---------- Provided data ----------

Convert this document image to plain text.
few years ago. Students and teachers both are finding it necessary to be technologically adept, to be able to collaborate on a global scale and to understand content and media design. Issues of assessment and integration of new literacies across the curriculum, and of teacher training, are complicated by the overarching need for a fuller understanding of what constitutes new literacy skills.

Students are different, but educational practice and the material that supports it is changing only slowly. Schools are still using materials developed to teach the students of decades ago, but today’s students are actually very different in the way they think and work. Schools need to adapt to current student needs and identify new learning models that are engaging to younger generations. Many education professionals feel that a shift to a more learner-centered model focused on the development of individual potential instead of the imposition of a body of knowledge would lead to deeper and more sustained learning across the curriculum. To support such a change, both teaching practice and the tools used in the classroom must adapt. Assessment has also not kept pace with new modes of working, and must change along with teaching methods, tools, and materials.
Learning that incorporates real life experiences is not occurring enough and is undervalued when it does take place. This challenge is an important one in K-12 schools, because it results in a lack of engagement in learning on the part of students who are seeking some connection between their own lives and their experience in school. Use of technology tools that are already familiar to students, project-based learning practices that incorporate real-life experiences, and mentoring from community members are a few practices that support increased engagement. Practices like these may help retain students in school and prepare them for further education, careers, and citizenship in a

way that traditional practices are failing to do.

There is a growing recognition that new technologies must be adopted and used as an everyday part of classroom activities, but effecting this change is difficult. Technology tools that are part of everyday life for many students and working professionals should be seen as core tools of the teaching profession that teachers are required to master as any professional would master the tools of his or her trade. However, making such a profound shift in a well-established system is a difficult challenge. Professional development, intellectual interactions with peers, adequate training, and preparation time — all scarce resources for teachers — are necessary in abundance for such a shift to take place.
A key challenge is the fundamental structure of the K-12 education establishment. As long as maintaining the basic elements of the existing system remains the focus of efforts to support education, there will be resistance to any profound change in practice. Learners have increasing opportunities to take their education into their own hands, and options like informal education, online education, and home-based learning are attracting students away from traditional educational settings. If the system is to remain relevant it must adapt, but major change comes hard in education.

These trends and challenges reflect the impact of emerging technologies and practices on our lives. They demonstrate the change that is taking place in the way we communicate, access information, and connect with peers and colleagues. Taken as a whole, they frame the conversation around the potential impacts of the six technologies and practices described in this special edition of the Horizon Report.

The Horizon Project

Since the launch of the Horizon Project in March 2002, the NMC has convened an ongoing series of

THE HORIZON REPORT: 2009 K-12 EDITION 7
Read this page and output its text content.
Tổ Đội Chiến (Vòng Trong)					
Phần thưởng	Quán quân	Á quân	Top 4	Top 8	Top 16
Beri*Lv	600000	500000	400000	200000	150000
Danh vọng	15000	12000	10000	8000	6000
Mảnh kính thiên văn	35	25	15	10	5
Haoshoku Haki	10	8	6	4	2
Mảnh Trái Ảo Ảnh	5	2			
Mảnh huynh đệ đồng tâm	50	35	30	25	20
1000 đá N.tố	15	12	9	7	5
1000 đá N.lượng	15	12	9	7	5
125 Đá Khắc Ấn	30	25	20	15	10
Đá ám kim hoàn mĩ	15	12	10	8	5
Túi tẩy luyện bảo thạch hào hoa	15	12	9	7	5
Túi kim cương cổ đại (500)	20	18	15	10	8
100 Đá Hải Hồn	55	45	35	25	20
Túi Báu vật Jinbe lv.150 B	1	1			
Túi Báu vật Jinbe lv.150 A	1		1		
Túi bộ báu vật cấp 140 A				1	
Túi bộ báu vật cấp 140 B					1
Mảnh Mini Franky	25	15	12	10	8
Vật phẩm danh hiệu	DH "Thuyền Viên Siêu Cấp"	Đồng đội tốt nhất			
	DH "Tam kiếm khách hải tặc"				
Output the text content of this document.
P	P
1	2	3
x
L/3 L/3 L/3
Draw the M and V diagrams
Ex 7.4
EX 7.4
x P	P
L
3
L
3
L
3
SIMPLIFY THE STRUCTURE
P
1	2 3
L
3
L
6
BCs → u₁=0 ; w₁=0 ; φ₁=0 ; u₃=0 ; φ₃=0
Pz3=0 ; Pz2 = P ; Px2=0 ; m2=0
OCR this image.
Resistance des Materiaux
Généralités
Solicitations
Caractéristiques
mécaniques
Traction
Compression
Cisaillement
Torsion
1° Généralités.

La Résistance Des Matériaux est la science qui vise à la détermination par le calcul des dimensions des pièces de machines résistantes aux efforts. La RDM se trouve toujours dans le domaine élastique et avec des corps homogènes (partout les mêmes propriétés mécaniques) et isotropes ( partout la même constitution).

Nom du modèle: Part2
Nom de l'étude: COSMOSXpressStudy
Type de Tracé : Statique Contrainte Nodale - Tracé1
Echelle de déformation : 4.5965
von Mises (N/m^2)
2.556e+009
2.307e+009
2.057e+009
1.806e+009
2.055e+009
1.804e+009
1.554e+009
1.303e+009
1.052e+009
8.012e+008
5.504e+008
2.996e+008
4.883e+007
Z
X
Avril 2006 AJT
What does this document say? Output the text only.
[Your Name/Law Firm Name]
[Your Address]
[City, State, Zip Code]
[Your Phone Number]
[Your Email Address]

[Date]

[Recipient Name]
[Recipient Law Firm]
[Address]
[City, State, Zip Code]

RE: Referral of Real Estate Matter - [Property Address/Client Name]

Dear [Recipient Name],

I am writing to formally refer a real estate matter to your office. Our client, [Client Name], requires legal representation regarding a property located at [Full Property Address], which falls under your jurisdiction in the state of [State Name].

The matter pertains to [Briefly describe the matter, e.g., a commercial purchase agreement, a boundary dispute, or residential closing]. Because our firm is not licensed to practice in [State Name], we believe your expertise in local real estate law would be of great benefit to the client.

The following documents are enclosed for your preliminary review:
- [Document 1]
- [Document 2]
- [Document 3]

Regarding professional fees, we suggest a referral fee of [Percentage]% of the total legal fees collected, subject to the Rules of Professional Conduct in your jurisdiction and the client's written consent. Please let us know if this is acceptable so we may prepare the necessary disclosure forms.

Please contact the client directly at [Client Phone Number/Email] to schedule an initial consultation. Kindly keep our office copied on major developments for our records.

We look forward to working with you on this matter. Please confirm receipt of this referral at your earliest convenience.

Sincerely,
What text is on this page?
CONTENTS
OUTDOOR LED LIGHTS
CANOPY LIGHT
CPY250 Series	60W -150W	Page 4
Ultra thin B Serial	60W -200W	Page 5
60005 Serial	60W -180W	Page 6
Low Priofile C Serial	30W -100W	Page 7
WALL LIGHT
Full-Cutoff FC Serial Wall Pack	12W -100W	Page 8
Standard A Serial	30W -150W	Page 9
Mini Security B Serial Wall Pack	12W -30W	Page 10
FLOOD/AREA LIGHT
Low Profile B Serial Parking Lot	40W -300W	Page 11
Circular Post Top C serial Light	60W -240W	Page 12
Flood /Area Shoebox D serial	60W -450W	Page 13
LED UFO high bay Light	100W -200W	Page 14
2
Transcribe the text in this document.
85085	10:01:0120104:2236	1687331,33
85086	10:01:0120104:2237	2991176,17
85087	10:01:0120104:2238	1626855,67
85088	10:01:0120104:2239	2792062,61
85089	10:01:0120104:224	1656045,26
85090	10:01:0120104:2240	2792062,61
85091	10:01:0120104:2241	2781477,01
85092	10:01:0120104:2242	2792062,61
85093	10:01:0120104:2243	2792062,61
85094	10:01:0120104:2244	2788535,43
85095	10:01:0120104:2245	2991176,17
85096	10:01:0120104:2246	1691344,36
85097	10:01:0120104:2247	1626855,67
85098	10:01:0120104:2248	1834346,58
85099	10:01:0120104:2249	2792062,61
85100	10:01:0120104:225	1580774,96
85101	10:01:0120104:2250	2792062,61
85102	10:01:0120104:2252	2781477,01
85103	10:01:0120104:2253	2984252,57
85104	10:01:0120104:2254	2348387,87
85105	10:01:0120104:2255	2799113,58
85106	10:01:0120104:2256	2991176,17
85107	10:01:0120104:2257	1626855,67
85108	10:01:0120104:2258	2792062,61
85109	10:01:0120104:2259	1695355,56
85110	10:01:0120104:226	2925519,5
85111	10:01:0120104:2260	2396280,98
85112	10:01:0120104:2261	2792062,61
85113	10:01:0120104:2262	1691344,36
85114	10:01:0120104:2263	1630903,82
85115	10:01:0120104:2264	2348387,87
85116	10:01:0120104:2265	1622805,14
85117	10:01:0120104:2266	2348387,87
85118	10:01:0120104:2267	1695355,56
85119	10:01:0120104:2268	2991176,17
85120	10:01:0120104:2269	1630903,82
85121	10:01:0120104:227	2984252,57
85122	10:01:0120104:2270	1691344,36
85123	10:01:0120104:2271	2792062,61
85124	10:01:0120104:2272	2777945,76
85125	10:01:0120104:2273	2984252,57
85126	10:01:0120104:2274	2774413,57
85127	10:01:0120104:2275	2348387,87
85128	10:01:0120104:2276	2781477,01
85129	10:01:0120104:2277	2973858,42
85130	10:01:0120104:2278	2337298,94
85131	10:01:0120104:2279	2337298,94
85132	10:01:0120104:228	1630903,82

----------

The task: Looking at the data above, show all lines where the word "Property" occurs.

Answer below:
RE: Referral of Real Estate Matter - [Property Address/Client Name]
I am writing to formally refer a real estate matter to your office. Our client, [Client Name], requires legal representation regarding a property located at [Full Property Address], which falls under your jurisdiction in the state of [State Name].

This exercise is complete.